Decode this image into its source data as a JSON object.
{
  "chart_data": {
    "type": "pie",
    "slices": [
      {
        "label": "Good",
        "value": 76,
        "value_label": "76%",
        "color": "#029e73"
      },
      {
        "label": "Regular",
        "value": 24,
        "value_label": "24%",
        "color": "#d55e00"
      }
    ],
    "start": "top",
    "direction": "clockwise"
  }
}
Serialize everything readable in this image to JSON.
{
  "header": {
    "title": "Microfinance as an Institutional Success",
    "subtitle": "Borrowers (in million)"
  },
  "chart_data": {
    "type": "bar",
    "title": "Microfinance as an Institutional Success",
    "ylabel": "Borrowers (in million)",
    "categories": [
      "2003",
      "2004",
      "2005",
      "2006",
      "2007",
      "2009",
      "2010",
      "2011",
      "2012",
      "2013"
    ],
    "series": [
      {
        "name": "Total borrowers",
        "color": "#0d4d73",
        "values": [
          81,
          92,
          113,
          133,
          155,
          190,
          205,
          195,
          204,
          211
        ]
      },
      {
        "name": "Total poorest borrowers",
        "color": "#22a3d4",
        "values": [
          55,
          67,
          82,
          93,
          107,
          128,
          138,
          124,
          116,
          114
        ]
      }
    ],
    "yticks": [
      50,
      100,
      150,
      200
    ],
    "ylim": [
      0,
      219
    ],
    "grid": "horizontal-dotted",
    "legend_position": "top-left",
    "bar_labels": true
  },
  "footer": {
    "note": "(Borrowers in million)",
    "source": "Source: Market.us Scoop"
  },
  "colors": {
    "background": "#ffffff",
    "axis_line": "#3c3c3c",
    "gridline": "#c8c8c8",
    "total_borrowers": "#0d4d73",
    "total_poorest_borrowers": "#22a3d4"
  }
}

What needs to be done:
Transcribe all of the material exactly. Omit nothing.

Exercise result:
Decode this image into its source data as a JSON object.
{
  "chart_data": {
    "type": "pie",
    "slices": [
      {
        "label": "Good",
        "value": 76,
        "value_label": "76%",
        "color": "#029e73"
      },
      {
        "label": "Regular",
        "value": 24,
        "value_label": "24%",
        "color": "#d55e00"
      }
    ],
    "start": "top",
    "direction": "clockwise"
  }
}
Serialize everything readable in this image to JSON.
{
  "header": {
    "title": "Microfinance as an Institutional Success",
    "subtitle": "Borrowers (in million)"
  },
  "chart_data": {
    "type": "bar",
    "title": "Microfinance as an Institutional Success",
    "ylabel": "Borrowers (in million)",
    "categories": [
      "2003",
      "2004",
      "2005",
      "2006",
      "2007",
      "2009",
      "2010",
      "2011",
      "2012",
      "2013"
    ],
    "series": [
      {
        "name": "Total borrowers",
        "color": "#0d4d73",
        "values": [
          81,
          92,
          113,
          133,
          155,
          190,
          205,
          195,
          204,
          211
        ]
      },
      {
        "name": "Total poorest borrowers",
        "color": "#22a3d4",
        "values": [
          55,
          67,
          82,
          93,
          107,
          128,
          138,
          124,
          116,
          114
        ]
      }
    ],
    "yticks": [
      50,
      100,
      150,
      200
    ],
    "ylim": [
      0,
      219
    ],
    "grid": "horizontal-dotted",
    "legend_position": "top-left",
    "bar_labels": true
  },
  "footer": {
    "note": "(Borrowers in million)",
    "source": "Source: Market.us Scoop"
  },
  "colors": {
    "background": "#ffffff",
    "axis_line": "#3c3c3c",
    "gridline": "#c8c8c8",
    "total_borrowers": "#0d4d73",
    "total_poorest_borrowers": "#22a3d4"
  }
}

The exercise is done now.